═══ Data excerpts ═══

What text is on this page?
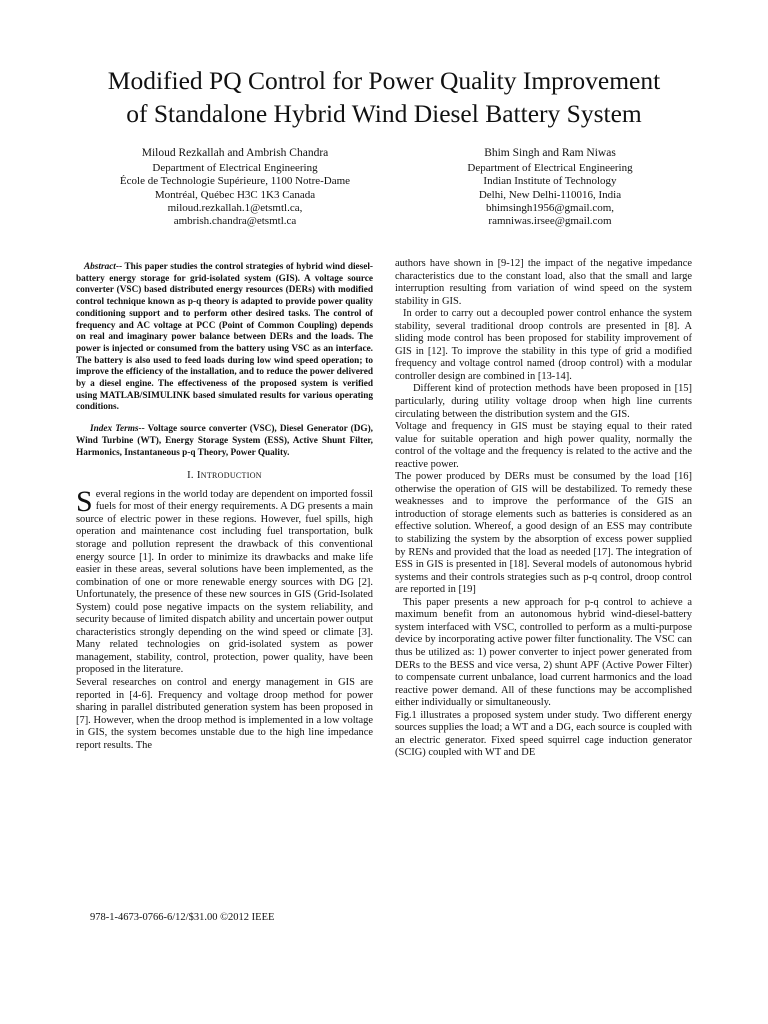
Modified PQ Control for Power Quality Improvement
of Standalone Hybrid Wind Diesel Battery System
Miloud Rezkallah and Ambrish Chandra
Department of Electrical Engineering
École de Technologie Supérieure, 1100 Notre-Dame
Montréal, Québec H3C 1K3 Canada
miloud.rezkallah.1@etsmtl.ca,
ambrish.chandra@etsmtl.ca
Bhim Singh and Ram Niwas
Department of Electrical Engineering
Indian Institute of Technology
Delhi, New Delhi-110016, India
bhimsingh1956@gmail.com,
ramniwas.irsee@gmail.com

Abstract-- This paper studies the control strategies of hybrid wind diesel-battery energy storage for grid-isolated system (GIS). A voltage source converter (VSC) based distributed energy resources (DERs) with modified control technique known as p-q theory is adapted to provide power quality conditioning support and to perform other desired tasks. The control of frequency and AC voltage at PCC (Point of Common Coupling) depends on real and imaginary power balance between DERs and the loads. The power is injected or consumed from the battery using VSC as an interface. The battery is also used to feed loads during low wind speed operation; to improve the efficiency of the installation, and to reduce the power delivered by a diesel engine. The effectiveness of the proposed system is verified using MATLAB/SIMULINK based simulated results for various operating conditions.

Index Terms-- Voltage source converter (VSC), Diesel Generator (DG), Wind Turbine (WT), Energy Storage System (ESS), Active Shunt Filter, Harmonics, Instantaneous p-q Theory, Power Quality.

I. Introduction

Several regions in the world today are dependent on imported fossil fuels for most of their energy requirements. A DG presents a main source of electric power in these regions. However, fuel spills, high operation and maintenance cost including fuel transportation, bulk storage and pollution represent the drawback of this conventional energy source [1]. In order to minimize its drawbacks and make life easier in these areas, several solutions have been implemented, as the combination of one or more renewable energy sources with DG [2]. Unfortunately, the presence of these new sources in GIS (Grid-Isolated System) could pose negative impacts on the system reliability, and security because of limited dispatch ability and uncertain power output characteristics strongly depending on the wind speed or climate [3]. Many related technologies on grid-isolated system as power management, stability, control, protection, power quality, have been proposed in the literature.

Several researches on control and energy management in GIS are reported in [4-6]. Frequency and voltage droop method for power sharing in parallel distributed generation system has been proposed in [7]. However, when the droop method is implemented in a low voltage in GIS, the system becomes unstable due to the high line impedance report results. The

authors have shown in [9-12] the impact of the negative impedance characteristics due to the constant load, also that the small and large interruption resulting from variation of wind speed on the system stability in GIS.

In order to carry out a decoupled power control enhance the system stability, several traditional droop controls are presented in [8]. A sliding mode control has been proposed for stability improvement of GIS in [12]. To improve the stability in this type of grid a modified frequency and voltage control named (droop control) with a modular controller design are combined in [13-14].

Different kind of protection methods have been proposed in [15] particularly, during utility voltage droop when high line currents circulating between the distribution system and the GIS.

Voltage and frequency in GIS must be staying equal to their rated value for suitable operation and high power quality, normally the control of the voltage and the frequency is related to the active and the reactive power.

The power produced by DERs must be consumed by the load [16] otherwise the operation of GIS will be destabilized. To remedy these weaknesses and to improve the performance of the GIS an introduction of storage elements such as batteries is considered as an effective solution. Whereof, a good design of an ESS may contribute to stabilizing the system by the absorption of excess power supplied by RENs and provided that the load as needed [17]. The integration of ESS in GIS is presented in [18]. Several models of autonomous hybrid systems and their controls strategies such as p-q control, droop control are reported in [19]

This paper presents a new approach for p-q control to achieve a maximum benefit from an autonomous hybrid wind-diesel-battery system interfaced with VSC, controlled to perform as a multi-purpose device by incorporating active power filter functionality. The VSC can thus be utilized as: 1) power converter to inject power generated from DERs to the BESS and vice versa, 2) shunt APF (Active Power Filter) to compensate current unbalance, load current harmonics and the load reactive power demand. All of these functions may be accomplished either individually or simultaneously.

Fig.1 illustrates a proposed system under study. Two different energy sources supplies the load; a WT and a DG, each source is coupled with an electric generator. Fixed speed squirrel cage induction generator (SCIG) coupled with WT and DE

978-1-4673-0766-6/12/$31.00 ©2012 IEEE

═══

| What you need to do |
Repeat every record precisely. Any picture among them stays out of the copy.

| Output for this task |
What text is on this page?
Modified PQ Control for Power Quality Improvement
of Standalone Hybrid Wind Diesel Battery System
Miloud Rezkallah and Ambrish Chandra
Department of Electrical Engineering
École de Technologie Supérieure, 1100 Notre-Dame
Montréal, Québec H3C 1K3 Canada
miloud.rezkallah.1@etsmtl.ca,
ambrish.chandra@etsmtl.ca
Bhim Singh and Ram Niwas
Department of Electrical Engineering
Indian Institute of Technology
Delhi, New Delhi-110016, India
bhimsingh1956@gmail.com,
ramniwas.irsee@gmail.com

Abstract-- This paper studies the control strategies of hybrid wind diesel-battery energy storage for grid-isolated system (GIS). A voltage source converter (VSC) based distributed energy resources (DERs) with modified control technique known as p-q theory is adapted to provide power quality conditioning support and to perform other desired tasks. The control of frequency and AC voltage at PCC (Point of Common Coupling) depends on real and imaginary power balance between DERs and the loads. The power is injected or consumed from the battery using VSC as an interface. The battery is also used to feed loads during low wind speed operation; to improve the efficiency of the installation, and to reduce the power delivered by a diesel engine. The effectiveness of the proposed system is verified using MATLAB/SIMULINK based simulated results for various operating conditions.

Index Terms-- Voltage source converter (VSC), Diesel Generator (DG), Wind Turbine (WT), Energy Storage System (ESS), Active Shunt Filter, Harmonics, Instantaneous p-q Theory, Power Quality.

I. Introduction

Several regions in the world today are dependent on imported fossil fuels for most of their energy requirements. A DG presents a main source of electric power in these regions. However, fuel spills, high operation and maintenance cost including fuel transportation, bulk storage and pollution represent the drawback of this conventional energy source [1]. In order to minimize its drawbacks and make life easier in these areas, several solutions have been implemented, as the combination of one or more renewable energy sources with DG [2]. Unfortunately, the presence of these new sources in GIS (Grid-Isolated System) could pose negative impacts on the system reliability, and security because of limited dispatch ability and uncertain power output characteristics strongly depending on the wind speed or climate [3]. Many related technologies on grid-isolated system as power management, stability, control, protection, power quality, have been proposed in the literature.

Several researches on control and energy management in GIS are reported in [4-6]. Frequency and voltage droop method for power sharing in parallel distributed generation system has been proposed in [7]. However, when the droop method is implemented in a low voltage in GIS, the system becomes unstable due to the high line impedance report results. The

authors have shown in [9-12] the impact of the negative impedance characteristics due to the constant load, also that the small and large interruption resulting from variation of wind speed on the system stability in GIS.

In order to carry out a decoupled power control enhance the system stability, several traditional droop controls are presented in [8]. A sliding mode control has been proposed for stability improvement of GIS in [12]. To improve the stability in this type of grid a modified frequency and voltage control named (droop control) with a modular controller design are combined in [13-14].

Different kind of protection methods have been proposed in [15] particularly, during utility voltage droop when high line currents circulating between the distribution system and the GIS.

Voltage and frequency in GIS must be staying equal to their rated value for suitable operation and high power quality, normally the control of the voltage and the frequency is related to the active and the reactive power.

The power produced by DERs must be consumed by the load [16] otherwise the operation of GIS will be destabilized. To remedy these weaknesses and to improve the performance of the GIS an introduction of storage elements such as batteries is considered as an effective solution. Whereof, a good design of an ESS may contribute to stabilizing the system by the absorption of excess power supplied by RENs and provided that the load as needed [17]. The integration of ESS in GIS is presented in [18]. Several models of autonomous hybrid systems and their controls strategies such as p-q control, droop control are reported in [19]

This paper presents a new approach for p-q control to achieve a maximum benefit from an autonomous hybrid wind-diesel-battery system interfaced with VSC, controlled to perform as a multi-purpose device by incorporating active power filter functionality. The VSC can thus be utilized as: 1) power converter to inject power generated from DERs to the BESS and vice versa, 2) shunt APF (Active Power Filter) to compensate current unbalance, load current harmonics and the load reactive power demand. All of these functions may be accomplished either individually or simultaneously.

Fig.1 illustrates a proposed system under study. Two different energy sources supplies the load; a WT and a DG, each source is coupled with an electric generator. Fixed speed squirrel cage induction generator (SCIG) coupled with WT and DE

978-1-4673-0766-6/12/$31.00 ©2012 IEEE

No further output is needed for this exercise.